> [WHAT YOU NEED TO DO]
1 – In the passage on transient voltage stability, what theory underlies the most classical direct method?
2 – List every method for judging transient voltage stability that the passage on transient voltage stability names.
3 – Extend the passage on transient voltage stability, beginning right after its final sentence.

> [PASSAGE SHOWN]

With the increase of load, the transient voltage stability of a power system will deteriorate gradually [1,2]. To ensure the safe and stable operation of a large-scale power system, it is necessary to first evaluate, quickly and accurately, its transient voltage stability. Transient voltage instability usually occurs after a severe voltage sag. The primary mechanism of transient voltage instability is due to the inability of the induction motor to accelerate after disturbance or to a block of the induction motor caused by weakening of the transmission system [3,4,5]. Therefore, the evaluation of transient voltage stability requires evaluating the transient stability of the induction motor.

At present, there are many methods to judge transient voltage stability, including time domain simulation, the direct method, and the intelligent algorithm. Among them, the time domain simulation method is well developed and widely used in various commercial software [6]. Compared with the time domain simulation method, the direct method can avoid the heavy work of numerical integration. The most classical direct method is based on the Lyapunov theory [7,8]. In recent years, some new direct methods have been applied to transient voltage stability analysis. Ref. [9] presents a voltage stability analysis method based on the holomorphic embedding theory. Ref. [10] analyzes the transient voltage stability by stability boundaries on the power-voltage plane. However, the direct method is difficult to be applied in a large-scale power system with high orders. With the development of intelligent algorithms, the application of the intelligent algorithm has gradually attracted the attention of scholars. Data-driven intelligent algorithms have been utilized [11,12] to evaluate the transient voltage stability. However, data-driven intelligent algorithms are usually based on a large amount of accurate data, which requires a large-scale application of power management units. In some works, [13,14], machine learning methods were applied to the transient voltage stability assessment. The intelligence algorithm can be applied to online monitoring to prevent transient voltage instability [15,16]. Although the intelligent algorithm has good application prospects, it is difficult to widely apply it at present, due to high complexity and large amount of calculation it involves.

> [RECORDS SHOWN]

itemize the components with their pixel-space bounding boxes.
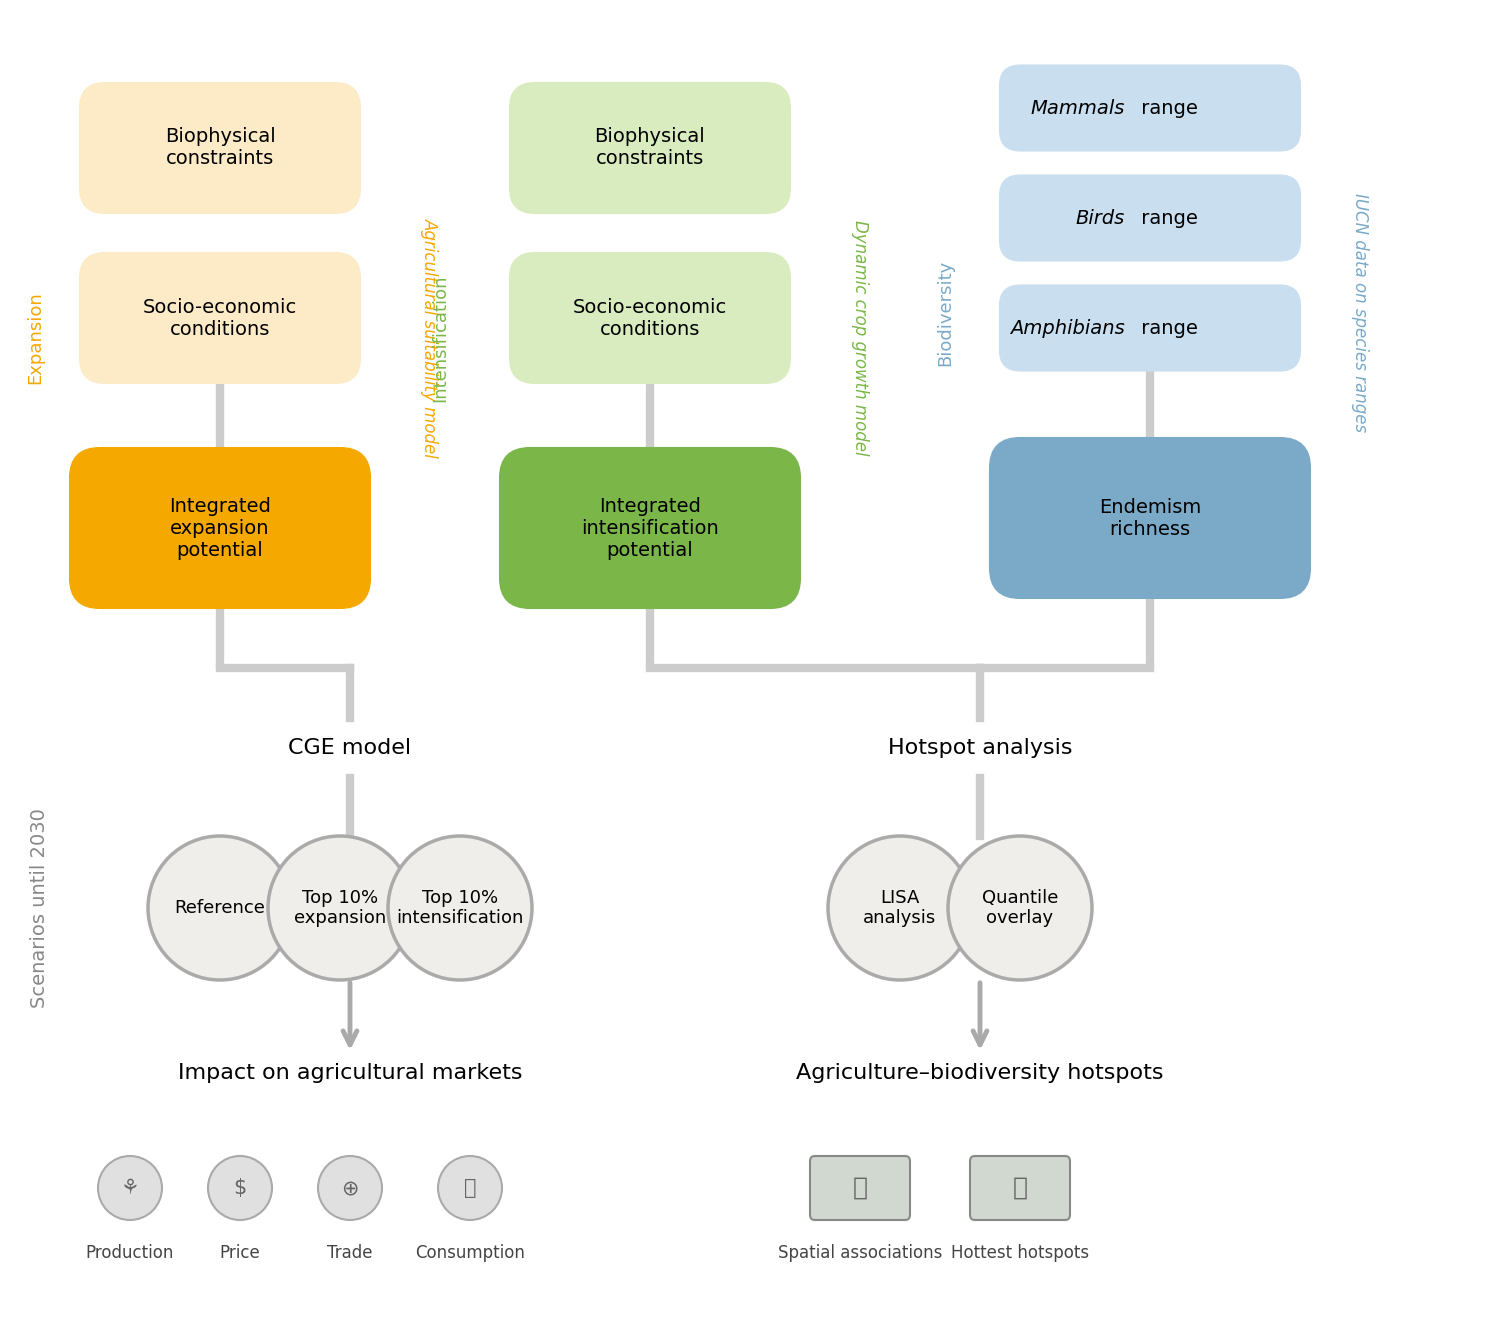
Text: IUCN data on species ranges: IUCN data on species ranges <box>1352 194 1370 433</box>
Text: Expansion: Expansion <box>25 292 45 384</box>
Text: Amphibians: Amphibians <box>1010 319 1126 337</box>
Circle shape <box>318 1155 382 1220</box>
Text: range: range <box>1135 208 1199 227</box>
Text: Price: Price <box>220 1244 260 1262</box>
Text: Integrated
expansion
potential: Integrated expansion potential <box>170 497 271 559</box>
Text: range: range <box>1135 319 1199 337</box>
Circle shape <box>828 837 972 980</box>
FancyBboxPatch shape <box>70 448 370 608</box>
Text: Impact on agricultural markets: Impact on agricultural markets <box>178 1062 522 1084</box>
FancyBboxPatch shape <box>510 254 790 382</box>
Text: CGE model: CGE model <box>288 738 412 758</box>
Text: Quantile
overlay: Quantile overlay <box>981 888 1059 927</box>
Text: Biophysical
constraints: Biophysical constraints <box>165 127 275 169</box>
FancyBboxPatch shape <box>990 438 1310 598</box>
FancyBboxPatch shape <box>999 175 1300 260</box>
Text: Agricultural suitability model: Agricultural suitability model <box>421 218 439 458</box>
FancyBboxPatch shape <box>999 286 1300 371</box>
Text: Socio-economic
conditions: Socio-economic conditions <box>572 297 727 339</box>
Text: Agriculture–biodiversity hotspots: Agriculture–biodiversity hotspots <box>796 1062 1164 1084</box>
Circle shape <box>949 837 1091 980</box>
Circle shape <box>149 837 291 980</box>
Circle shape <box>208 1155 272 1220</box>
Text: Hottest hotspots: Hottest hotspots <box>952 1244 1088 1262</box>
Text: Trade: Trade <box>327 1244 373 1262</box>
Text: Dynamic crop growth model: Dynamic crop growth model <box>851 220 868 456</box>
Text: Integrated
intensification
potential: Integrated intensification potential <box>581 497 718 559</box>
Text: Top 10%
intensification: Top 10% intensification <box>397 888 523 927</box>
Text: Top 10%
expansion: Top 10% expansion <box>294 888 387 927</box>
Circle shape <box>98 1155 162 1220</box>
Text: ⊕: ⊕ <box>341 1178 358 1198</box>
FancyBboxPatch shape <box>810 1155 910 1220</box>
FancyBboxPatch shape <box>510 82 790 212</box>
Text: ⚘: ⚘ <box>120 1178 140 1198</box>
Text: Birds: Birds <box>1075 208 1126 227</box>
Circle shape <box>388 837 532 980</box>
FancyBboxPatch shape <box>999 65 1300 150</box>
FancyBboxPatch shape <box>80 254 360 382</box>
Text: Scenarios until 2030: Scenarios until 2030 <box>31 807 49 1008</box>
Circle shape <box>268 837 412 980</box>
Text: Endemism
richness: Endemism richness <box>1099 498 1201 538</box>
Text: Hotspot analysis: Hotspot analysis <box>888 738 1072 758</box>
Text: Consumption: Consumption <box>415 1244 525 1262</box>
Text: LISA
analysis: LISA analysis <box>864 888 937 927</box>
Text: 🗺: 🗺 <box>852 1177 867 1201</box>
Text: range: range <box>1135 98 1199 117</box>
FancyBboxPatch shape <box>500 448 800 608</box>
Circle shape <box>439 1155 503 1220</box>
FancyBboxPatch shape <box>80 82 360 212</box>
Text: Intensification: Intensification <box>431 275 449 402</box>
Text: Spatial associations: Spatial associations <box>778 1244 943 1262</box>
Text: 🗺: 🗺 <box>1013 1177 1028 1201</box>
Text: Mammals: Mammals <box>1030 98 1126 117</box>
Text: Socio-economic
conditions: Socio-economic conditions <box>143 297 297 339</box>
Text: Reference: Reference <box>174 899 266 918</box>
FancyBboxPatch shape <box>970 1155 1071 1220</box>
Text: ⛟: ⛟ <box>464 1178 476 1198</box>
Text: Production: Production <box>86 1244 174 1262</box>
Text: Biodiversity: Biodiversity <box>935 260 955 367</box>
Text: $: $ <box>233 1178 247 1198</box>
Text: Biophysical
constraints: Biophysical constraints <box>595 127 705 169</box>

> [EXERCISE RESPONSES]
1 – The Lyapunov theory.

2 – Time domain simulation, the direct method, and the intelligent algorithm.

3 –
The direct method and the intelligent algorithm are still far from engineering application. At present, in order to evaluate the transient voltage stability, bus voltage curves are usually obtained by the time domain simulation or the on-line monitoring first, and then a criterion is used to evaluate the voltage curves. Among various transient voltage stability criteria, there is a class of practical criteria based on voltage magnitude and sag duration that are widely used in practical engineering. For example, the technique specification of the State Grid Corporation of China (SGCC) stipulates that the voltage cannot remain below 0.8 pu for longer than 10 s [17]. The reliability guideline of the Western System Coordinating Council (WSCC) establishes that the voltage drop cannot exceed 20% of the normal value for longer than 0.33 s [18]. In addition to practical criteria, a transient voltage stability index was proposed [19], which considers both the voltage sag and the recovery. Ref. [20] presents a method for evaluating voltage sag severity, and this method is based on the scaling and wavelet coefficient energy function. A new voltage stability index was proposed by Ratra et al. [21]. In another study [22], a voltage sag index was put forward to evaluate the severity of the voltage sag. An index was proposed to evaluate the voltage stability margin [23], and this index can be applied to the formulation of the load shedding strategy. Although a variety of criteria have been proposed, the widely used transient voltage stability criteria in practical engineering are still the practical criteria based on voltage magnitude and sag duration. The practical criteria are used as reliability guidelines in many power grids because they are convenient and practical. However, the accepted duration of voltage drop by the SGCC (10 s) is quite different from that of the WSCC (0.33 s). This difference is so large that it cannot be attributed to grid data. This difference also brings confusion to power grid operators, about which practical criterion should be used. At present, there is no public literature to explain the difference between the two practical criteria, and the application scope of the two practical criteria has not been discussed.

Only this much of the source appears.